Stored records:

"""

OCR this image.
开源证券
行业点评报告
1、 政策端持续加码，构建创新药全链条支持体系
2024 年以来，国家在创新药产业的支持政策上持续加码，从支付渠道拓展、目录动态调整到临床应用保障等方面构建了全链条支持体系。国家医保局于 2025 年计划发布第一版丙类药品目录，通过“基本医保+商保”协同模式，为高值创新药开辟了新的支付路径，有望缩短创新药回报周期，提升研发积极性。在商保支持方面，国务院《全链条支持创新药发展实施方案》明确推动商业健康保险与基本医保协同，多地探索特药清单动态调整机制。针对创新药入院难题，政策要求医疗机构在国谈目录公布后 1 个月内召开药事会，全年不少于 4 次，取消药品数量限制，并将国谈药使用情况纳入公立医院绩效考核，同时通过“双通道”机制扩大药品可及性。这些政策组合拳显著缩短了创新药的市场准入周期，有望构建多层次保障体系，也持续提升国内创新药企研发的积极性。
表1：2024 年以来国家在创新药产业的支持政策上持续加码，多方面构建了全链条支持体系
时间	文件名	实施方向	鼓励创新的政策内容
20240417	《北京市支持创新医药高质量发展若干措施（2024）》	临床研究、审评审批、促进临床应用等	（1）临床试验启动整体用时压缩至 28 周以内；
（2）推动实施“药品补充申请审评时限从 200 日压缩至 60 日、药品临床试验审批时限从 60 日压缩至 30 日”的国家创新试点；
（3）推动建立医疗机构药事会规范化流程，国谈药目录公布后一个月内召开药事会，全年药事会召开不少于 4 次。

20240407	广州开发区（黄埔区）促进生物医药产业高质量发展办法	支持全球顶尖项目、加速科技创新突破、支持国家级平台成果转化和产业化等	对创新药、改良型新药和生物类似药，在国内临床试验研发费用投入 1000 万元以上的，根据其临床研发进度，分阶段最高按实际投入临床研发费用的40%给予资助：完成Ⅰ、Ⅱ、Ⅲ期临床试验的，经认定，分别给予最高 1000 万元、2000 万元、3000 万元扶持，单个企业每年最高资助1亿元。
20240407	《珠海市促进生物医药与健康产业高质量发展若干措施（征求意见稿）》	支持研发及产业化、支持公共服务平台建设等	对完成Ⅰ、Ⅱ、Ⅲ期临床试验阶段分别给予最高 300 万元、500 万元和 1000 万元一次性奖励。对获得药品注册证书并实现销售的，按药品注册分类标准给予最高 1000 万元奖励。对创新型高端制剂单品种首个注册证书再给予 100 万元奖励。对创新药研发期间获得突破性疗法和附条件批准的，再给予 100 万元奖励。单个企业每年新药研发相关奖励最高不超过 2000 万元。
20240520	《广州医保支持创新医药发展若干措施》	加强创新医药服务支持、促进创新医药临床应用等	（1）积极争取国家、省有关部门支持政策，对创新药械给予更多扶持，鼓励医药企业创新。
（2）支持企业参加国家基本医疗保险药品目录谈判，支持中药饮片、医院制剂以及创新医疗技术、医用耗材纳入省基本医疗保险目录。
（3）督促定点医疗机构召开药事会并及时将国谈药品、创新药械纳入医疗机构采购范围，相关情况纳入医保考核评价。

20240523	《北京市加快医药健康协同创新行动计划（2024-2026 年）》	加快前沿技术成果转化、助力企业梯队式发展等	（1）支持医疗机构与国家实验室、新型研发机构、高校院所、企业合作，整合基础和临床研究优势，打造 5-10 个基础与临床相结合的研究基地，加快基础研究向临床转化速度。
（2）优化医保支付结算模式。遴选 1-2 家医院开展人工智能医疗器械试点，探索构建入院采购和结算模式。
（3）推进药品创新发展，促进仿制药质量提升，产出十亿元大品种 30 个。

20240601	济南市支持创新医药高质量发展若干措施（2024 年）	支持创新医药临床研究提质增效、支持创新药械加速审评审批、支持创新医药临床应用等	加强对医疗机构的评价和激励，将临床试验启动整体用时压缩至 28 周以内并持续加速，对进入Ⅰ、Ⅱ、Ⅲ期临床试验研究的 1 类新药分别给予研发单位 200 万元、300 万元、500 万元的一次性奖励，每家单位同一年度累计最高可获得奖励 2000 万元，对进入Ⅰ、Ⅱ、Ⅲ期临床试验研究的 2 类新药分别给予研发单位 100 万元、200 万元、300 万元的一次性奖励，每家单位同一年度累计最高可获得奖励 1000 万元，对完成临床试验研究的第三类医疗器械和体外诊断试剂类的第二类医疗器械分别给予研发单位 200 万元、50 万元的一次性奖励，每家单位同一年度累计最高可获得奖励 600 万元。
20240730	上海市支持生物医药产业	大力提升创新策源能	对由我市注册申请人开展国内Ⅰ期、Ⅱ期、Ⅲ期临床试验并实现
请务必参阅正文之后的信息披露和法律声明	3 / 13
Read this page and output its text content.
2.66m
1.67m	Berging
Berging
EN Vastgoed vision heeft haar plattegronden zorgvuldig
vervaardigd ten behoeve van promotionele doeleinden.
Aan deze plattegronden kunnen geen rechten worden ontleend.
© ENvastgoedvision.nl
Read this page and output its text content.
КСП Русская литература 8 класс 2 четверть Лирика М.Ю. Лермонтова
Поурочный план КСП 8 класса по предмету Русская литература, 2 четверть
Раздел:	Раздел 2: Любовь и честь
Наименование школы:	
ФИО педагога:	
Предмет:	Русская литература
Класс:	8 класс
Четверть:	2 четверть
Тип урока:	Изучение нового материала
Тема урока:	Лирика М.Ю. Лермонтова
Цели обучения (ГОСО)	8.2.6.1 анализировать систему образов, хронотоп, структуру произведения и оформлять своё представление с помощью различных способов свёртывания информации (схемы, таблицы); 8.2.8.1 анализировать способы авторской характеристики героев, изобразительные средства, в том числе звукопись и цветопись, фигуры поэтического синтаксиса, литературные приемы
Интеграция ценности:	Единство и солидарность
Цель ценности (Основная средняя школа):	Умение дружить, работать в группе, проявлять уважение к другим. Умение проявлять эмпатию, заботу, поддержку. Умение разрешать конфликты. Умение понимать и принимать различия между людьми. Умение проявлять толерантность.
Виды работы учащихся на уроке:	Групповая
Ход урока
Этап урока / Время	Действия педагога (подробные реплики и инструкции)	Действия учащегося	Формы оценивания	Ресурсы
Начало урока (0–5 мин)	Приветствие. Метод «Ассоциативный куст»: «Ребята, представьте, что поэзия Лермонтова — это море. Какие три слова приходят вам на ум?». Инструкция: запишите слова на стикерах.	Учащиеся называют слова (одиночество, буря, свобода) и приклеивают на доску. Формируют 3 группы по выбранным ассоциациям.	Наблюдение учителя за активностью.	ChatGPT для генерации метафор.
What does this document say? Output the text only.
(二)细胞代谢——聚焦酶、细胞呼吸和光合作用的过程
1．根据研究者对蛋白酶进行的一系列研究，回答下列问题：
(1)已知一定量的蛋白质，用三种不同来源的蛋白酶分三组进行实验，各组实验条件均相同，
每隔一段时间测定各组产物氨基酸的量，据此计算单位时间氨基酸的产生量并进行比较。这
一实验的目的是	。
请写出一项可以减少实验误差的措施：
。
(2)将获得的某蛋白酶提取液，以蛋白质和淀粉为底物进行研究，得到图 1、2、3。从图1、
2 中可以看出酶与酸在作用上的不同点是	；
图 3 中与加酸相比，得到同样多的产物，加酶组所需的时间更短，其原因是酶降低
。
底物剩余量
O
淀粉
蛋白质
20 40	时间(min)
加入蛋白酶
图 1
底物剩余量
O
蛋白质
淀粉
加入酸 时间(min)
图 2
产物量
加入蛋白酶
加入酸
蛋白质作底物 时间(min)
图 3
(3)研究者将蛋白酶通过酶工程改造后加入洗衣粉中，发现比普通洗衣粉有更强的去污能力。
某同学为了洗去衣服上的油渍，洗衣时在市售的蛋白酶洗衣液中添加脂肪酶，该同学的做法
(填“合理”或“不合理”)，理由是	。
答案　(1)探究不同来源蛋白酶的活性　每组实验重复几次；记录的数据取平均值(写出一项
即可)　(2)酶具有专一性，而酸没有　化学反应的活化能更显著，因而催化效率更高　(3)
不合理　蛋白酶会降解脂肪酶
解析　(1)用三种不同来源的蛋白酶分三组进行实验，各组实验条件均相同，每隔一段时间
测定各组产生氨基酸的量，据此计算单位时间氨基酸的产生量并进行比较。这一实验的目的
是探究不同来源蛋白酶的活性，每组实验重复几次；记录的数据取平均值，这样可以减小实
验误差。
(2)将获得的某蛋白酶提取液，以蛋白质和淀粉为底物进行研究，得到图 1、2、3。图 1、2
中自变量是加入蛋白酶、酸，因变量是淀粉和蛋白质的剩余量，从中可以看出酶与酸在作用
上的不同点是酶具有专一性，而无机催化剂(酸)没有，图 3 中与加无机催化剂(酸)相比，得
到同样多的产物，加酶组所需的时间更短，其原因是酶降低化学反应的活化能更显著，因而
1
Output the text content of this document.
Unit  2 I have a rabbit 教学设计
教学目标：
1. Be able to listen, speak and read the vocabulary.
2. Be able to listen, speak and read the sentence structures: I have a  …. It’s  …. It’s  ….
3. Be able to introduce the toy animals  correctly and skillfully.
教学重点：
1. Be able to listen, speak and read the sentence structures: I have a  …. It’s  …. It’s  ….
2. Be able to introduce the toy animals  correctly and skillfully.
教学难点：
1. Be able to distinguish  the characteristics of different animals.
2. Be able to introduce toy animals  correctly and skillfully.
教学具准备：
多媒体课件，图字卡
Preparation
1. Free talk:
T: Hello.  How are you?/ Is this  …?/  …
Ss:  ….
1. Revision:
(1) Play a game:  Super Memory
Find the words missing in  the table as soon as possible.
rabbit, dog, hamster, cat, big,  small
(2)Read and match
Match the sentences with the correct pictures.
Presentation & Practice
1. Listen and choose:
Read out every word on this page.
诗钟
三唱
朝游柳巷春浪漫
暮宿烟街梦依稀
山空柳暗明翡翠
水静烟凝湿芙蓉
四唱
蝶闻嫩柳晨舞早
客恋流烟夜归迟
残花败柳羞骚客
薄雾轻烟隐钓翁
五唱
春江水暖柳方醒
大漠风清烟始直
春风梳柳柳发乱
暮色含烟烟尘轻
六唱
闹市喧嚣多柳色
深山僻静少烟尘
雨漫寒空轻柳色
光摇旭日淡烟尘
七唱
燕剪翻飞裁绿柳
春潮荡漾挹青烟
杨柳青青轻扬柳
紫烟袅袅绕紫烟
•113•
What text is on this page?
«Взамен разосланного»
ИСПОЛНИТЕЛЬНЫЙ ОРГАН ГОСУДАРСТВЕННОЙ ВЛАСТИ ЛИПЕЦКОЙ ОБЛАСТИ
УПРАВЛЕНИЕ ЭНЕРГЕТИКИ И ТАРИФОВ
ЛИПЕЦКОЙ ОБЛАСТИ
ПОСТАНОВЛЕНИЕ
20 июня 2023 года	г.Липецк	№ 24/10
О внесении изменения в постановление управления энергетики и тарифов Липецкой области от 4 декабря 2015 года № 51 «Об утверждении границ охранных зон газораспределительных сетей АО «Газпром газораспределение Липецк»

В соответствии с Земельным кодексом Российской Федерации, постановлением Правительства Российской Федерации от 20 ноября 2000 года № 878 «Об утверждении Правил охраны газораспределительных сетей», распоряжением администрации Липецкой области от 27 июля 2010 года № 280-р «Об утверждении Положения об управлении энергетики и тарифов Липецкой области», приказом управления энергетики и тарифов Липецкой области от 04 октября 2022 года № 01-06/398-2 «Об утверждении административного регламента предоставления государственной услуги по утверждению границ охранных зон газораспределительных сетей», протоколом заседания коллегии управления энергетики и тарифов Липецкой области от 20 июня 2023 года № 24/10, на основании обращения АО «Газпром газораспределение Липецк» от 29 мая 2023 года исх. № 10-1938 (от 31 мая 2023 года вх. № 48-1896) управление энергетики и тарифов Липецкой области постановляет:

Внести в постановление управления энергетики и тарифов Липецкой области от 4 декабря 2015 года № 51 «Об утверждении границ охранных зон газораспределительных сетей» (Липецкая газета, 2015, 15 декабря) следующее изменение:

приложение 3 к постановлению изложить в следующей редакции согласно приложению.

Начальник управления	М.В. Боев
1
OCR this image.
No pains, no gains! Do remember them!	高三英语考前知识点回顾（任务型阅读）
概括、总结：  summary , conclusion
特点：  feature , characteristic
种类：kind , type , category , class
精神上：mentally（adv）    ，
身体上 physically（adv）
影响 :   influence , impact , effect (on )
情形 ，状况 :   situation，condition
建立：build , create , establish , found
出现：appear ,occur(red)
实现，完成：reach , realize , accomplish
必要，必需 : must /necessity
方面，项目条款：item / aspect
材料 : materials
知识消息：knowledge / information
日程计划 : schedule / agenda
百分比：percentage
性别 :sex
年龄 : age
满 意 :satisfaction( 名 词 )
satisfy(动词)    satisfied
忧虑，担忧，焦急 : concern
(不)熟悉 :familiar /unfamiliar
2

"""

(Task details): Pull out every line in the data above that has the word "correctly".

(Solution to the problem):
3. Be able to introduce the toy animals  correctly and skillfully.
2. Be able to introduce the toy animals  correctly and skillfully.
2. Be able to introduce toy animals  correctly and skillfully.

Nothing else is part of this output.